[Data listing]

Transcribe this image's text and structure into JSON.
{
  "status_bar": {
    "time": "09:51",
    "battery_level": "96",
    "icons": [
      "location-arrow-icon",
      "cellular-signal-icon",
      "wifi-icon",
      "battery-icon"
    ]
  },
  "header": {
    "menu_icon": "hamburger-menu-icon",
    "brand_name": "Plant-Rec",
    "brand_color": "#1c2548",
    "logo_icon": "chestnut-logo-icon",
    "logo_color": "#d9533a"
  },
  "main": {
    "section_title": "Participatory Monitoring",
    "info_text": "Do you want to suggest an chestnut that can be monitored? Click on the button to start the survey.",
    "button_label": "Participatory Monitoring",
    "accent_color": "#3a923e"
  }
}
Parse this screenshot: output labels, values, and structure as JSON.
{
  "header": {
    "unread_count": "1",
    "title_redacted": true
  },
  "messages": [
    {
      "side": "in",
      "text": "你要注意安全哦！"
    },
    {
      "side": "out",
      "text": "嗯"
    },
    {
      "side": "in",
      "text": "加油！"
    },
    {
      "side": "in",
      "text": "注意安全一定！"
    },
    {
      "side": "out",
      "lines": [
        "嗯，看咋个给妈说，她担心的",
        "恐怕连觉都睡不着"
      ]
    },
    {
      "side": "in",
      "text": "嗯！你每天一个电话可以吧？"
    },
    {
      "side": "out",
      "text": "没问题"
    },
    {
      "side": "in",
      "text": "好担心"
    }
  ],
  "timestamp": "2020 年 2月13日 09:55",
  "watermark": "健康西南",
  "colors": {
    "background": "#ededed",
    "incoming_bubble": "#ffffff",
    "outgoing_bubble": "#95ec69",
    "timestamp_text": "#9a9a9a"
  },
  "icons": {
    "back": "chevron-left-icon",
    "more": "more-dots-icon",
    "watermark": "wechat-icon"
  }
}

● **Exercise**:
Return every line from the records above that holds the word "JSON".

● **Response**:
Transcribe this image's text and structure into JSON.
Parse this screenshot: output labels, values, and structure as JSON.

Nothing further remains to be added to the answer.